* Exercise materials

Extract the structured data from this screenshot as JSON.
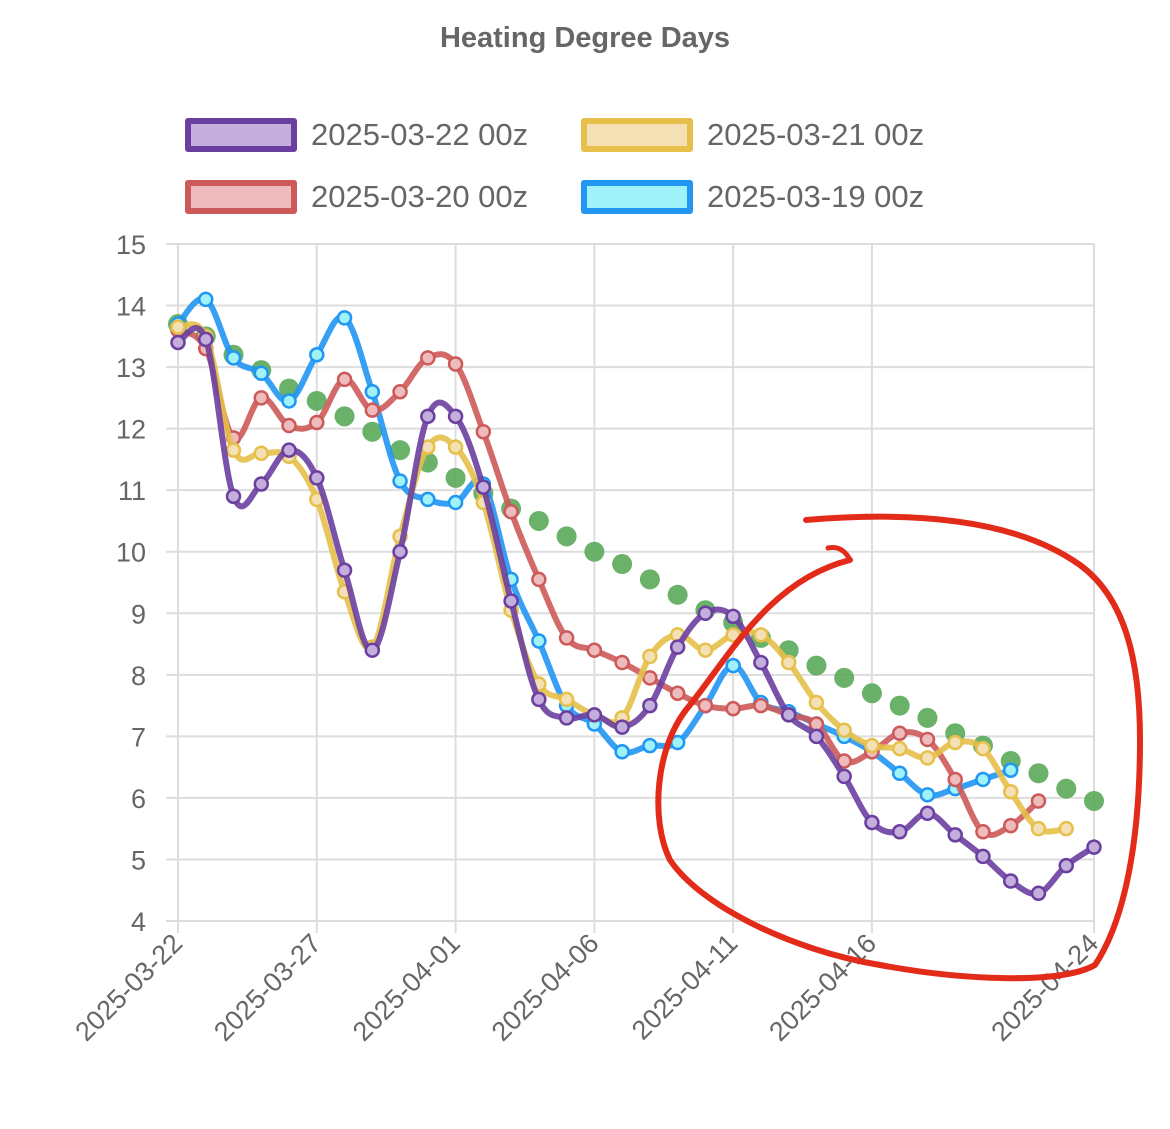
{
  "chart_data": {
    "type": "line",
    "title": "Heating Degree Days",
    "xlabel": "",
    "ylabel": "",
    "ylim": [
      4,
      15
    ],
    "y_ticks": [
      "4",
      "5",
      "6",
      "7",
      "8",
      "9",
      "10",
      "11",
      "12",
      "13",
      "14",
      "15"
    ],
    "x_start": "2025-03-22",
    "x_ticks": [
      "2025-03-22",
      "2025-03-27",
      "2025-04-01",
      "2025-04-06",
      "2025-04-11",
      "2025-04-16",
      "2025-04-24"
    ],
    "grid": true,
    "legend_position": "top",
    "series": [
      {
        "name": "2025-03-22 00z",
        "color": "#6b3fa0",
        "fill": "#c4aedc",
        "x": [
          "2025-03-22",
          "2025-03-23",
          "2025-03-24",
          "2025-03-25",
          "2025-03-26",
          "2025-03-27",
          "2025-03-28",
          "2025-03-29",
          "2025-03-30",
          "2025-03-31",
          "2025-04-01",
          "2025-04-02",
          "2025-04-03",
          "2025-04-04",
          "2025-04-05",
          "2025-04-06",
          "2025-04-07",
          "2025-04-08",
          "2025-04-09",
          "2025-04-10",
          "2025-04-11",
          "2025-04-12",
          "2025-04-13",
          "2025-04-14",
          "2025-04-15",
          "2025-04-16",
          "2025-04-17",
          "2025-04-18",
          "2025-04-19",
          "2025-04-20",
          "2025-04-21",
          "2025-04-22",
          "2025-04-23",
          "2025-04-24"
        ],
        "values": [
          13.4,
          13.45,
          10.9,
          11.1,
          11.65,
          11.2,
          9.7,
          8.4,
          10.0,
          12.2,
          12.2,
          11.05,
          9.2,
          7.6,
          7.3,
          7.35,
          7.15,
          7.5,
          8.45,
          9.0,
          8.95,
          8.2,
          7.35,
          7.0,
          6.35,
          5.6,
          5.45,
          5.75,
          5.4,
          5.05,
          4.65,
          4.45,
          4.9,
          5.2
        ]
      },
      {
        "name": "2025-03-21 00z",
        "color": "#e6c04a",
        "fill": "#f3e1b5",
        "x": [
          "2025-03-22",
          "2025-03-23",
          "2025-03-24",
          "2025-03-25",
          "2025-03-26",
          "2025-03-27",
          "2025-03-28",
          "2025-03-29",
          "2025-03-30",
          "2025-03-31",
          "2025-04-01",
          "2025-04-02",
          "2025-04-03",
          "2025-04-04",
          "2025-04-05",
          "2025-04-06",
          "2025-04-07",
          "2025-04-08",
          "2025-04-09",
          "2025-04-10",
          "2025-04-11",
          "2025-04-12",
          "2025-04-13",
          "2025-04-14",
          "2025-04-15",
          "2025-04-16",
          "2025-04-17",
          "2025-04-18",
          "2025-04-19",
          "2025-04-20",
          "2025-04-21",
          "2025-04-22",
          "2025-04-23"
        ],
        "values": [
          13.65,
          13.5,
          11.65,
          11.6,
          11.55,
          10.85,
          9.35,
          8.45,
          10.25,
          11.7,
          11.7,
          10.8,
          9.05,
          7.85,
          7.6,
          7.35,
          7.3,
          8.3,
          8.65,
          8.4,
          8.65,
          8.65,
          8.2,
          7.55,
          7.1,
          6.85,
          6.8,
          6.65,
          6.9,
          6.8,
          6.1,
          5.5,
          5.5
        ]
      },
      {
        "name": "2025-03-20 00z",
        "color": "#cd5a5a",
        "fill": "#eebcbc",
        "x": [
          "2025-03-22",
          "2025-03-23",
          "2025-03-24",
          "2025-03-25",
          "2025-03-26",
          "2025-03-27",
          "2025-03-28",
          "2025-03-29",
          "2025-03-30",
          "2025-03-31",
          "2025-04-01",
          "2025-04-02",
          "2025-04-03",
          "2025-04-04",
          "2025-04-05",
          "2025-04-06",
          "2025-04-07",
          "2025-04-08",
          "2025-04-09",
          "2025-04-10",
          "2025-04-11",
          "2025-04-12",
          "2025-04-13",
          "2025-04-14",
          "2025-04-15",
          "2025-04-16",
          "2025-04-17",
          "2025-04-18",
          "2025-04-19",
          "2025-04-20",
          "2025-04-21",
          "2025-04-22"
        ],
        "values": [
          13.6,
          13.3,
          11.85,
          12.5,
          12.05,
          12.1,
          12.8,
          12.3,
          12.6,
          13.15,
          13.05,
          11.95,
          10.65,
          9.55,
          8.6,
          8.4,
          8.2,
          7.95,
          7.7,
          7.5,
          7.45,
          7.5,
          7.35,
          7.2,
          6.6,
          6.75,
          7.05,
          6.95,
          6.3,
          5.45,
          5.55,
          5.95
        ]
      },
      {
        "name": "2025-03-19 00z",
        "color": "#2196f3",
        "fill": "#9ef2f8",
        "x": [
          "2025-03-22",
          "2025-03-23",
          "2025-03-24",
          "2025-03-25",
          "2025-03-26",
          "2025-03-27",
          "2025-03-28",
          "2025-03-29",
          "2025-03-30",
          "2025-03-31",
          "2025-04-01",
          "2025-04-02",
          "2025-04-03",
          "2025-04-04",
          "2025-04-05",
          "2025-04-06",
          "2025-04-07",
          "2025-04-08",
          "2025-04-09",
          "2025-04-10",
          "2025-04-11",
          "2025-04-12",
          "2025-04-13",
          "2025-04-14",
          "2025-04-15",
          "2025-04-16",
          "2025-04-17",
          "2025-04-18",
          "2025-04-19",
          "2025-04-20",
          "2025-04-21"
        ],
        "values": [
          13.7,
          14.1,
          13.15,
          12.9,
          12.45,
          13.2,
          13.8,
          12.6,
          11.15,
          10.85,
          10.8,
          11.1,
          9.55,
          8.55,
          7.5,
          7.2,
          6.75,
          6.85,
          6.9,
          7.5,
          8.15,
          7.55,
          7.4,
          7.2,
          7.0,
          6.75,
          6.4,
          6.05,
          6.15,
          6.3,
          6.45
        ]
      },
      {
        "name": "",
        "color": "#5aa85a",
        "fill": "#5aa85a",
        "style": "dots",
        "x": [
          "2025-03-22",
          "2025-03-23",
          "2025-03-24",
          "2025-03-25",
          "2025-03-26",
          "2025-03-27",
          "2025-03-28",
          "2025-03-29",
          "2025-03-30",
          "2025-03-31",
          "2025-04-01",
          "2025-04-02",
          "2025-04-03",
          "2025-04-04",
          "2025-04-05",
          "2025-04-06",
          "2025-04-07",
          "2025-04-08",
          "2025-04-09",
          "2025-04-10",
          "2025-04-11",
          "2025-04-12",
          "2025-04-13",
          "2025-04-14",
          "2025-04-15",
          "2025-04-16",
          "2025-04-17",
          "2025-04-18",
          "2025-04-19",
          "2025-04-20",
          "2025-04-21",
          "2025-04-22",
          "2025-04-23",
          "2025-04-24"
        ],
        "values": [
          13.7,
          13.5,
          13.2,
          12.95,
          12.65,
          12.45,
          12.2,
          11.95,
          11.65,
          11.45,
          11.2,
          10.95,
          10.7,
          10.5,
          10.25,
          10.0,
          9.8,
          9.55,
          9.3,
          9.05,
          8.85,
          8.6,
          8.4,
          8.15,
          7.95,
          7.7,
          7.5,
          7.3,
          7.05,
          6.85,
          6.6,
          6.4,
          6.15,
          5.95
        ]
      }
    ]
  }
}
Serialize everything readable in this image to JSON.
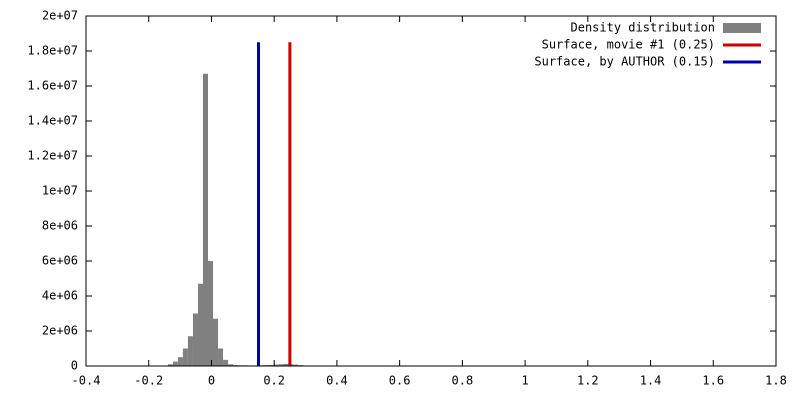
{
  "chart_data": {
    "type": "histogram",
    "name": "Density distribution",
    "color": "#808080",
    "bins": [
      -0.155,
      -0.139,
      -0.123,
      -0.107,
      -0.091,
      -0.075,
      -0.059,
      -0.043,
      -0.027,
      -0.011,
      0.005,
      0.021,
      0.037,
      0.053,
      0.069,
      0.085,
      0.101,
      0.117,
      0.133,
      0.149,
      0.165,
      0.181,
      0.197,
      0.213,
      0.229,
      0.245,
      0.261,
      0.277,
      0.293,
      0.309
    ],
    "values": [
      20000,
      100000,
      250000,
      500000,
      1000000,
      1700000,
      3000000,
      4700000,
      16700000,
      6000000,
      2700000,
      1000000,
      350000,
      100000,
      50000,
      40000,
      40000,
      30000,
      30000,
      40000,
      50000,
      60000,
      80000,
      100000,
      120000,
      100000,
      80000,
      50000,
      20000
    ],
    "lines": [
      {
        "name": "Surface, movie #1 (0.25)",
        "color": "#cc0000",
        "x": 0.25,
        "y": 18500000
      },
      {
        "name": "Surface, by AUTHOR (0.15)",
        "color": "#0000aa",
        "x": 0.15,
        "y": 18500000
      }
    ],
    "xlim": [
      -0.4,
      1.8
    ],
    "xticks": [
      -0.4,
      -0.2,
      0,
      0.2,
      0.4,
      0.6,
      0.8,
      1,
      1.2,
      1.4,
      1.6,
      1.8
    ],
    "ylim": [
      0,
      20000000
    ],
    "yticks": [
      0,
      {
        "value": 2000000,
        "label": "2e+06"
      },
      {
        "value": 4000000,
        "label": "4e+06"
      },
      {
        "value": 6000000,
        "label": "6e+06"
      },
      {
        "value": 8000000,
        "label": "8e+06"
      },
      {
        "value": 10000000,
        "label": "1e+07"
      },
      {
        "value": 12000000,
        "label": "1.2e+07"
      },
      {
        "value": 14000000,
        "label": "1.4e+07"
      },
      {
        "value": 16000000,
        "label": "1.6e+07"
      },
      {
        "value": 18000000,
        "label": "1.8e+07"
      },
      {
        "value": 20000000,
        "label": "2e+07"
      }
    ],
    "legend": "top-right"
  }
}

* Task to complete
From the records above, work out how many lines contain the string "name". Give only the number.

* Solution to this exercise
8